Jobs
• a. Change "scrollbar-thumb" to "scroll-handle" in the entries, from the line with "announcements-scroll-area[interactable]: Notice of" up to and including the line with "card-accent-bar (38, 706, 486, 713)". Give back only those lines, with everything else in them kept the same.
• b. Extend the text on the NBA 2K League's diversity efforts, picking up after its final sentence.

Winnowing down the list to this point from the approximately 7,000 NBA 2K players who qualified for the league’s combine in December was a multifaceted process, with a stated focus on improving the diversity of NBA 2K League rosters. League officials have been saying since last year’s draft that they’re working on diversifying the player pool, and those efforts appear to have paid off. But that doesn’t mean that league organizers believe their work is done.
“I wouldn’t say we’re satisfied,” Brendan Donohue, managing director of the NBA 2K League, told Polygon in a conference call with the media on Monday morning. “I mean, I think we view this as another positive step, but [there are] several more to come.”
NBA Commissioner Adam Silver said during a predraft press conference in April that the NBA 2K League’s organizers and Oris Stuart, the NBA’s head of diversity and inclusion, were setting up a “task force” to tackle these issues in the esports league. A league spokesperson told Polygon last year that the diversity initiative included efforts to figure out how to reach women in the NBA 2K community, such as a survey conducted to understand the barriers to entry for women that exist in gaming.

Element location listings
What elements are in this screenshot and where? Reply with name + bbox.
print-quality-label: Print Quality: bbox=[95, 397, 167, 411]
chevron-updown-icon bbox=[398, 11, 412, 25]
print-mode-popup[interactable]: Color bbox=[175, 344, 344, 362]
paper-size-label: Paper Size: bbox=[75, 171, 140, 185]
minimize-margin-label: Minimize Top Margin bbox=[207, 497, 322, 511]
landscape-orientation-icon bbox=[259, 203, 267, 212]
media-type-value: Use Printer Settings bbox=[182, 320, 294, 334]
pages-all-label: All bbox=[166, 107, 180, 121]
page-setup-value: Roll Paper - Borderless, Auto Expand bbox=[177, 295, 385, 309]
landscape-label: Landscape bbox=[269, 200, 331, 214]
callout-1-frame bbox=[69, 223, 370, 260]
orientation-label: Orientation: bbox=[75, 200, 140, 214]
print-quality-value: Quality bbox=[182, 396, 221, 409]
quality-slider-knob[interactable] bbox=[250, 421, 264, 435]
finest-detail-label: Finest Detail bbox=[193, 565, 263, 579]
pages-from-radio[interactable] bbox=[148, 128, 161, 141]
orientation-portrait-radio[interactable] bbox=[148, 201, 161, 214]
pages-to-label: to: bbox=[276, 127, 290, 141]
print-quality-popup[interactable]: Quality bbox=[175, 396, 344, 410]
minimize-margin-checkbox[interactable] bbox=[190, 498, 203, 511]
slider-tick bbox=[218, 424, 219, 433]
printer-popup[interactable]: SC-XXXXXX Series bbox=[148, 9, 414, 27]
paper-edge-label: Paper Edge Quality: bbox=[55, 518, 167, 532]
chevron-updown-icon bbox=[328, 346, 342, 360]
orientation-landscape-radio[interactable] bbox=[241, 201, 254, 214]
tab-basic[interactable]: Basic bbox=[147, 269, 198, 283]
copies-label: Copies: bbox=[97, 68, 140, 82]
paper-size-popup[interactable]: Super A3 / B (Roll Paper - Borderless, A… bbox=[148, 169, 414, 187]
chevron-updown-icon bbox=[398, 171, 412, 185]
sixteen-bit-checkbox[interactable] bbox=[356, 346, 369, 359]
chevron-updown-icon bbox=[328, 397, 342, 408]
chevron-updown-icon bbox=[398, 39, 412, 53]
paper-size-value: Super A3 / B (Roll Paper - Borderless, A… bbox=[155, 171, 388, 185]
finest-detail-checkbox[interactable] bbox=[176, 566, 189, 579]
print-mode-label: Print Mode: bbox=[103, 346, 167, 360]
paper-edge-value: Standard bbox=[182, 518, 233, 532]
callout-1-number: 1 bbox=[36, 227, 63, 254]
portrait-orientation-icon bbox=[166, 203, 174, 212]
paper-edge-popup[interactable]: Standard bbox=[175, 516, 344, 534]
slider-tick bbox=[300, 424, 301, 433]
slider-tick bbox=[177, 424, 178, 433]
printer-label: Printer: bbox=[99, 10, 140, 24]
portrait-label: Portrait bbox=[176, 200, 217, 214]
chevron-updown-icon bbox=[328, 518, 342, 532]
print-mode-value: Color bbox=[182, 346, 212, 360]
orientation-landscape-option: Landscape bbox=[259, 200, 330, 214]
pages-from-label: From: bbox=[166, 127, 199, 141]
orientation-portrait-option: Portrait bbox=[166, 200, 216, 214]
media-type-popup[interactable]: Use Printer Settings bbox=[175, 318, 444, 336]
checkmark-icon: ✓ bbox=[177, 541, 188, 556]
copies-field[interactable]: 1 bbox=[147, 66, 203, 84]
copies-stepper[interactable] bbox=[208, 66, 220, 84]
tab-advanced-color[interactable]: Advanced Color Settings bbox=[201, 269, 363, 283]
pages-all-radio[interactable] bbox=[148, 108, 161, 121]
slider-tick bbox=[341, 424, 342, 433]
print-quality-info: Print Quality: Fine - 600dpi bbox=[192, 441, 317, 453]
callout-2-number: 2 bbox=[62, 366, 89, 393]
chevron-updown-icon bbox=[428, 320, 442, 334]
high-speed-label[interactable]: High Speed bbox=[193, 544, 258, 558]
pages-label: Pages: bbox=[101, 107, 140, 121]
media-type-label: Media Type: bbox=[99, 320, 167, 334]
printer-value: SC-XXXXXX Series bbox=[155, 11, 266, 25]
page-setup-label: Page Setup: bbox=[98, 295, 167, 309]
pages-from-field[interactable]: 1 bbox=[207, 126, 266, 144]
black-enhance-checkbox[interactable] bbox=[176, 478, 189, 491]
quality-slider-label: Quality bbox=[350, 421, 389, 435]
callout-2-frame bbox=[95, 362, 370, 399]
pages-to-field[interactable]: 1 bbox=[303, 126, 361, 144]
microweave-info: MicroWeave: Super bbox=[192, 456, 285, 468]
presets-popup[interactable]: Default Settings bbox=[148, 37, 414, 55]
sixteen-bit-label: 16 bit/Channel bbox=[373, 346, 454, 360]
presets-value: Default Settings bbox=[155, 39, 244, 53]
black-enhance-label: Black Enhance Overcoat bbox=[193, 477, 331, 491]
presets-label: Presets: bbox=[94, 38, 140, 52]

==

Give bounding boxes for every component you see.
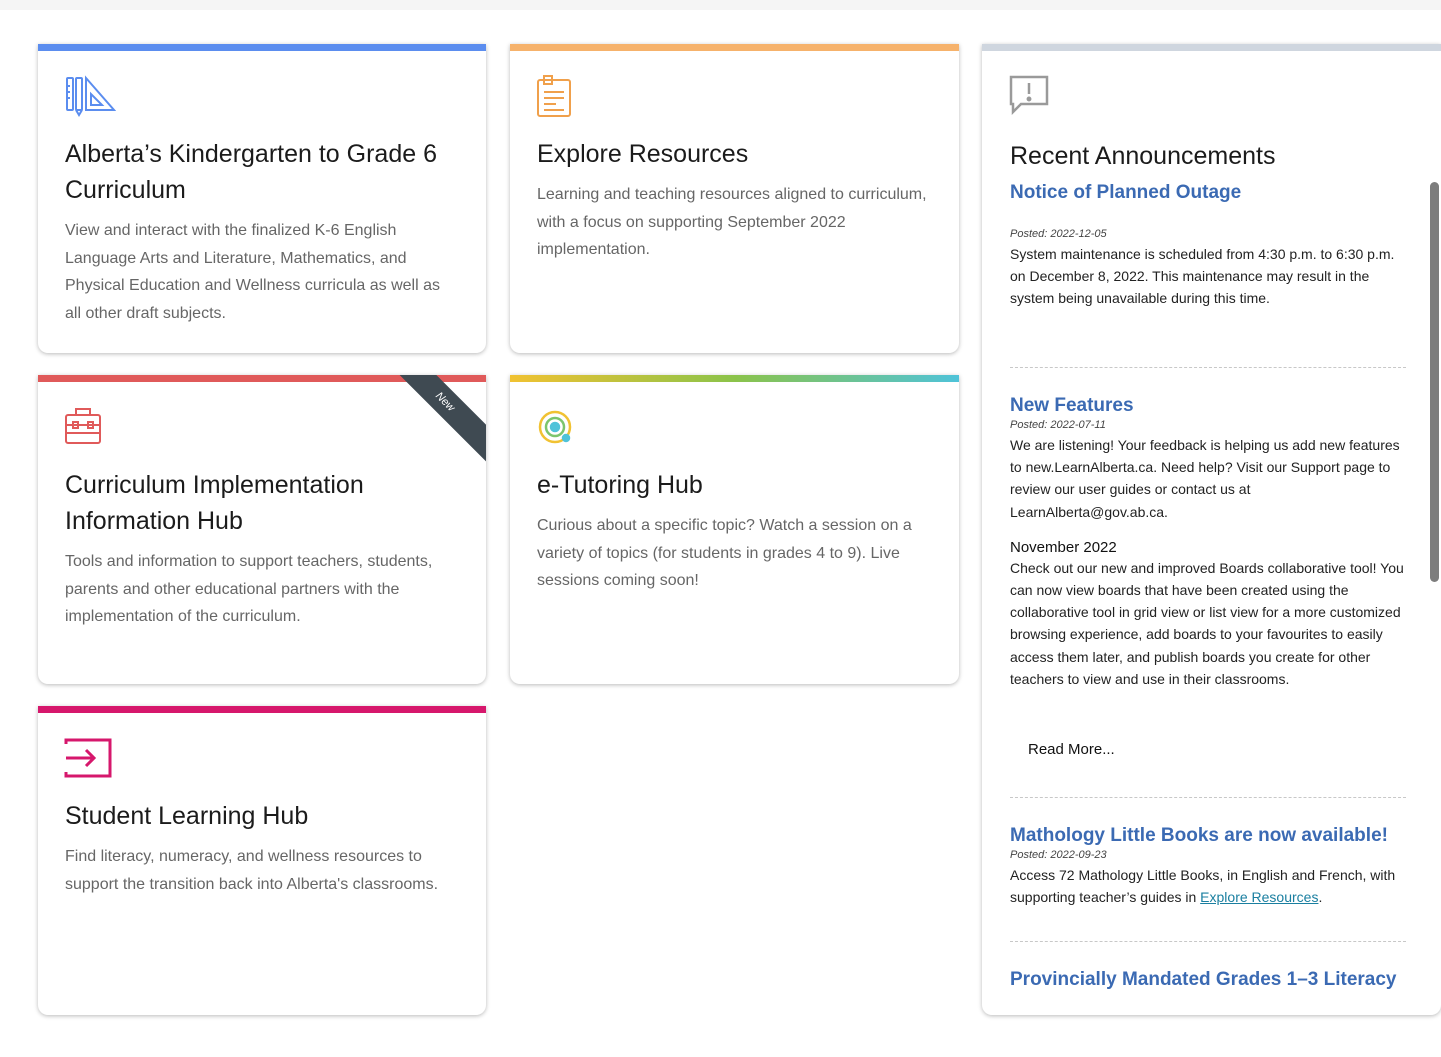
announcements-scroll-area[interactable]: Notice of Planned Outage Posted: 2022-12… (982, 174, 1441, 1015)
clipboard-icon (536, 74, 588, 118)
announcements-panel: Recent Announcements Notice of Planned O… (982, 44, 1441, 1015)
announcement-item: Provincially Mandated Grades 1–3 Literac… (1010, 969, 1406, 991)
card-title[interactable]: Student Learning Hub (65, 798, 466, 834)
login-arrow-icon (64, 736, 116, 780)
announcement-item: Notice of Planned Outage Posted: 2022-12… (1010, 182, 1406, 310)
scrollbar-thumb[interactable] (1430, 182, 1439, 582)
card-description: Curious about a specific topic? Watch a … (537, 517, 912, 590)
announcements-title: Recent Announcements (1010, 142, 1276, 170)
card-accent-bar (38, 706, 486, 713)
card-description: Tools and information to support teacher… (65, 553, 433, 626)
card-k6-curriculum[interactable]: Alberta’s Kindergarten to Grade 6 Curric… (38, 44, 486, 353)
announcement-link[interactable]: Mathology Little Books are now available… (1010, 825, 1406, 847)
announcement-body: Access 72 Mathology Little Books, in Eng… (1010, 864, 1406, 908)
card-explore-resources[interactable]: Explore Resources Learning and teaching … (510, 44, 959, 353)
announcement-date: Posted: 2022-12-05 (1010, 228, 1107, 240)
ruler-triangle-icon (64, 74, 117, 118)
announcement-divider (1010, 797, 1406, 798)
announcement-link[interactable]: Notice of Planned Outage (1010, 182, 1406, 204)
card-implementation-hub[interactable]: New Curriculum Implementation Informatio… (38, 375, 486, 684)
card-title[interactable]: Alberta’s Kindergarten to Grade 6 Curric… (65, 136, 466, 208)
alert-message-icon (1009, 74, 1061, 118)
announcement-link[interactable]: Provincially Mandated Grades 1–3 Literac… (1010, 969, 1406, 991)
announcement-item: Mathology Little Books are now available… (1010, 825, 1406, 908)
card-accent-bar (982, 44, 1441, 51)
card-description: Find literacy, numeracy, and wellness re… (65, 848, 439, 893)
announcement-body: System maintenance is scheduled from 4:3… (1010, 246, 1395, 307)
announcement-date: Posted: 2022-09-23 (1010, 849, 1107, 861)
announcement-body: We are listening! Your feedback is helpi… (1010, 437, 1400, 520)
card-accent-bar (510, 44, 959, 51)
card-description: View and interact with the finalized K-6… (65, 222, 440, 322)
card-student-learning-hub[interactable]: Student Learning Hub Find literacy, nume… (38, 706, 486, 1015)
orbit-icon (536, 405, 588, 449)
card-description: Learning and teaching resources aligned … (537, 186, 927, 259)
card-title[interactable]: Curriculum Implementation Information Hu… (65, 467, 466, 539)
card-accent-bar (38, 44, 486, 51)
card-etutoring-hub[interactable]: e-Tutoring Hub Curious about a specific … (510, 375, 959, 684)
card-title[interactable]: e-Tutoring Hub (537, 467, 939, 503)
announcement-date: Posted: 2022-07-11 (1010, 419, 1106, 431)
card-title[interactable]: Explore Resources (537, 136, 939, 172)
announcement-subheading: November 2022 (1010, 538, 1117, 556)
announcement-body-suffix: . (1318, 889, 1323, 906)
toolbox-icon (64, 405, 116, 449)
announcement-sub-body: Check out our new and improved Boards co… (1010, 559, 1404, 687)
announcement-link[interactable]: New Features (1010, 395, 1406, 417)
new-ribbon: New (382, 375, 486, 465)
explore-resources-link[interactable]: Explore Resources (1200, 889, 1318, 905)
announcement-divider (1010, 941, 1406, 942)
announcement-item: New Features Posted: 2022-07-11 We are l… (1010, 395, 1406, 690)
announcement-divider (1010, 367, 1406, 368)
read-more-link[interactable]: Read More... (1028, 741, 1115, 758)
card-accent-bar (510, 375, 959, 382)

Results for the exercise
• a.
announcements-scroll-area[interactable]: Notice of Planned Outage Posted: 2022-12… (982, 174, 1441, 1015)
clipboard-icon (536, 74, 588, 118)
announcements-panel: Recent Announcements Notice of Planned O… (982, 44, 1441, 1015)
announcement-item: Provincially Mandated Grades 1–3 Literac… (1010, 969, 1406, 991)
card-title[interactable]: Student Learning Hub (65, 798, 466, 834)
login-arrow-icon (64, 736, 116, 780)
announcement-item: Notice of Planned Outage Posted: 2022-12… (1010, 182, 1406, 310)
scroll-handle[interactable] (1430, 182, 1439, 582)
card-description: Curious about a specific topic? Watch a … (537, 517, 912, 590)
announcements-title: Recent Announcements (1010, 142, 1276, 170)
card-accent-bar (38, 706, 486, 713)

• b.
That work specifically led NBA 2K League organizers to tweak their tryout process for the 2019 season, according to Donohue. The league held focus groups with top female players, who explained that when they used voice chat while playing NBA 2K — outing themselves on the mic as women — “they didn’t get passed the ball as much,” Donohue said Monday. As a result, the league made an effort to “look at some deeper statistics” to “put more emphasis on how good a player was when they got the ball in their hands.”
These kinds of changes can only come with experience. Donohue noted that last year, in an effort to keep the application process blind, the league didn’t look at gender while it was narrowing down the list. That seems like a good idea in theory, but it meant that “we didn’t know until the very end that we had no women in our draft pool,” said Donohue. “And so we’ve spent the last year diving into that, and trying to identify: Were there any real barriers?”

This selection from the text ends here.